▸ Box coordinate listings
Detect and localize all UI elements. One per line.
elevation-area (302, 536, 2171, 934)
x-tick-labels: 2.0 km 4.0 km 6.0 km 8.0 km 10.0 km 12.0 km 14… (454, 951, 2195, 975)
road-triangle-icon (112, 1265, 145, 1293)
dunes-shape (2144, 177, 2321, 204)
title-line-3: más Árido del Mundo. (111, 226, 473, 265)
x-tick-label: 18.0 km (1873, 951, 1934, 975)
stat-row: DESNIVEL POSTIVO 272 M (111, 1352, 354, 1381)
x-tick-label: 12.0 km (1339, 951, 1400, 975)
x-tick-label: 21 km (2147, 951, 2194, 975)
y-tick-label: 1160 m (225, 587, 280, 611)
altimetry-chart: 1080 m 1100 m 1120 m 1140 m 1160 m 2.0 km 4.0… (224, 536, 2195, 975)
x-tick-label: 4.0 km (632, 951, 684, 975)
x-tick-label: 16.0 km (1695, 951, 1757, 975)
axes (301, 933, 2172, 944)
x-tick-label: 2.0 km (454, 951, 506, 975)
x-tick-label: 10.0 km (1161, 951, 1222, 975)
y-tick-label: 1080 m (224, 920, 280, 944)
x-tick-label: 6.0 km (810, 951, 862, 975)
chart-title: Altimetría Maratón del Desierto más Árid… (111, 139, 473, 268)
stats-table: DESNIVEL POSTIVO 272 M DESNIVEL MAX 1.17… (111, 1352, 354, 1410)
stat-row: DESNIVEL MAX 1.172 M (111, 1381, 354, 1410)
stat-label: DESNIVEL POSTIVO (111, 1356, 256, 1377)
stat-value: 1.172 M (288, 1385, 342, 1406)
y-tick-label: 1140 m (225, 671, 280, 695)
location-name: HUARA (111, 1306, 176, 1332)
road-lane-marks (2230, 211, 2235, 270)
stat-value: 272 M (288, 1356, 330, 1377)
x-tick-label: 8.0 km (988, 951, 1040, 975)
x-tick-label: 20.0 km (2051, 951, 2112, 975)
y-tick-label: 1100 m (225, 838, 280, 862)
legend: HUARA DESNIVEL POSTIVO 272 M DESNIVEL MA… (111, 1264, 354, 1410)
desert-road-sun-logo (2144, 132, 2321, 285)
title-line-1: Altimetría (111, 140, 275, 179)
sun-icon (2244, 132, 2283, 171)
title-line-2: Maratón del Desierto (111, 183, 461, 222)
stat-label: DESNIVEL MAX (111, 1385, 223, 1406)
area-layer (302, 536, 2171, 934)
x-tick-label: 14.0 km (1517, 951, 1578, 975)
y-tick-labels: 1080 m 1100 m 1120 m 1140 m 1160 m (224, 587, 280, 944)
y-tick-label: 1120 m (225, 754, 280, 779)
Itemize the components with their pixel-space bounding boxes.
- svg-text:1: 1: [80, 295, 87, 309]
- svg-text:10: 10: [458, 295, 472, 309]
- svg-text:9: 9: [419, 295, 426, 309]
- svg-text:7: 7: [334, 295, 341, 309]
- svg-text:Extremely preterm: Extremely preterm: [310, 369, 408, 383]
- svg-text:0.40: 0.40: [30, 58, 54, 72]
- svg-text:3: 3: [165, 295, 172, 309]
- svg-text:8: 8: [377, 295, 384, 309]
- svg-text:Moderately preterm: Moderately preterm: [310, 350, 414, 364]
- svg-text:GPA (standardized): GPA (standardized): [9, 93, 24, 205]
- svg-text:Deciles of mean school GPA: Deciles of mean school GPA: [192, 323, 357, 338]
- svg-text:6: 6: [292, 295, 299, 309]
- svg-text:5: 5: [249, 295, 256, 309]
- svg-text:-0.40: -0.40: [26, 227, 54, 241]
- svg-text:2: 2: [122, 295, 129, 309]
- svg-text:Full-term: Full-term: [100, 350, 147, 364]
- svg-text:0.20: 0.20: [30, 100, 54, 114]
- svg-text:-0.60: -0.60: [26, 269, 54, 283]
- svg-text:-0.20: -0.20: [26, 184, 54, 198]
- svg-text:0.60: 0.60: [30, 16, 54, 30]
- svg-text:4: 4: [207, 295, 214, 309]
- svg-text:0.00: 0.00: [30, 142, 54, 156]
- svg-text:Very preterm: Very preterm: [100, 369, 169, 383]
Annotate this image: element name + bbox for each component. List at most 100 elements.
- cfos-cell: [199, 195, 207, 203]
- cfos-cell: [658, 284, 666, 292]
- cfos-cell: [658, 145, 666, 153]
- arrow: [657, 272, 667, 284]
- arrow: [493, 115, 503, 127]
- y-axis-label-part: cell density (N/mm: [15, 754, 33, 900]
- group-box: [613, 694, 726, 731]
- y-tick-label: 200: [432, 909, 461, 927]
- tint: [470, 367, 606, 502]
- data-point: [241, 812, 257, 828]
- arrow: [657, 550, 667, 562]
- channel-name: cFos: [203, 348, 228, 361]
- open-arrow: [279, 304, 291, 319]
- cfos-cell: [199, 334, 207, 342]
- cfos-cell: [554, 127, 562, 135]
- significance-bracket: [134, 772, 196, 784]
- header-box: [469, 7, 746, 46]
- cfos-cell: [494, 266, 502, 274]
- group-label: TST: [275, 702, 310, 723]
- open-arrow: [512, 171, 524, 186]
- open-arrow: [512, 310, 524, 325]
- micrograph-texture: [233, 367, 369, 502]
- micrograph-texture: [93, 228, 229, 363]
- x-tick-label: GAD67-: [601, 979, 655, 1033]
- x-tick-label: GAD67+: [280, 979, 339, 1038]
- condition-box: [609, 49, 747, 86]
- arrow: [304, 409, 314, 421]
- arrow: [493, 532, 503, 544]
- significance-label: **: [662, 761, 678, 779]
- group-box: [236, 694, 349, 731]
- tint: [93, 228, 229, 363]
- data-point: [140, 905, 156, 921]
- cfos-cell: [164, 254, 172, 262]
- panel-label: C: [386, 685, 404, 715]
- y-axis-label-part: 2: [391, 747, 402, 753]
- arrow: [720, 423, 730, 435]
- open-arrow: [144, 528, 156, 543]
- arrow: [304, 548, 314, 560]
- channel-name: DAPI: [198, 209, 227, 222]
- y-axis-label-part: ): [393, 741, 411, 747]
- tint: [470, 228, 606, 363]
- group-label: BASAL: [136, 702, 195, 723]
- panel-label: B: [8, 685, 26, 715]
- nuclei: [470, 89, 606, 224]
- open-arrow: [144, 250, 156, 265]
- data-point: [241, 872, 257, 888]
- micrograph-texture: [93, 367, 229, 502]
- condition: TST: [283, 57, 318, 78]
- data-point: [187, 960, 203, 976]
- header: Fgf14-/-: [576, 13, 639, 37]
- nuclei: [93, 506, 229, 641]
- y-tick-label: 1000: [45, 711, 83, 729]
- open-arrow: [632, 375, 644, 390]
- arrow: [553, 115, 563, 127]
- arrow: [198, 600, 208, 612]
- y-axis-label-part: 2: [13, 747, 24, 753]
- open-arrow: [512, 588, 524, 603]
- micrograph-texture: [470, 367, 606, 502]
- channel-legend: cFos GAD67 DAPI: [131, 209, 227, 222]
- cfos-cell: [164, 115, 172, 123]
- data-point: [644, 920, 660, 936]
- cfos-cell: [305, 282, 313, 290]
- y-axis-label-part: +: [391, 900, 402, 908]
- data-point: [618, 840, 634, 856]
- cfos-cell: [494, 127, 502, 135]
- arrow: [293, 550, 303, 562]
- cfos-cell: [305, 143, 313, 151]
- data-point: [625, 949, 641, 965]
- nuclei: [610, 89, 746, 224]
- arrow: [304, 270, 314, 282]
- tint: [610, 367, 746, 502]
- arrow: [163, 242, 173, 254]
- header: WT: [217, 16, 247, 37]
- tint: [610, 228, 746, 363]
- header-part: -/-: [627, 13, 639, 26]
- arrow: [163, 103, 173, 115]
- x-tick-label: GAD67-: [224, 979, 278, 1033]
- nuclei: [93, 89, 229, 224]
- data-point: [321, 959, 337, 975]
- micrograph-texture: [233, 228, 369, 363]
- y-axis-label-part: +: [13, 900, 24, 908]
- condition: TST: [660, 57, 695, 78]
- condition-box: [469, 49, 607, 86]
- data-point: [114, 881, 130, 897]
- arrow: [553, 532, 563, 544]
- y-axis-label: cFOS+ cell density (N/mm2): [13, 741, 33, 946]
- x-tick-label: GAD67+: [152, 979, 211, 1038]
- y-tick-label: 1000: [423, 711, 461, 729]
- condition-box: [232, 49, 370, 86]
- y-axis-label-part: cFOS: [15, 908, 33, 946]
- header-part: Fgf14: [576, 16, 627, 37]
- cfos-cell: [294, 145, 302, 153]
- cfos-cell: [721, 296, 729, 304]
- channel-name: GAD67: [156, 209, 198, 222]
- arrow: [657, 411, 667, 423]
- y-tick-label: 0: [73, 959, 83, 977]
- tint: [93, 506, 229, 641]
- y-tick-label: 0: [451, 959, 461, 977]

▸ WHAT NEEDS TO BE DONE
Please render the entries as a numbered list, from the start of the entries through the line holding "x-tick-label: 12.0 km (1339, 951, 1400, 975)", inclusive, and leave out any blank lines.

▸ EXERCISE OUTPUT
1. Detect and localize all UI elements. One per line.
2. elevation-area (302, 536, 2171, 934)
3. x-tick-labels: 2.0 km 4.0 km 6.0 km 8.0 km 10.0 km 12.0 km 14… (454, 951, 2195, 975)
4. road-triangle-icon (112, 1265, 145, 1293)
5. dunes-shape (2144, 177, 2321, 204)
6. title-line-3: más Árido del Mundo. (111, 226, 473, 265)
7. x-tick-label: 18.0 km (1873, 951, 1934, 975)
8. stat-row: DESNIVEL POSTIVO 272 M (111, 1352, 354, 1381)
9. x-tick-label: 12.0 km (1339, 951, 1400, 975)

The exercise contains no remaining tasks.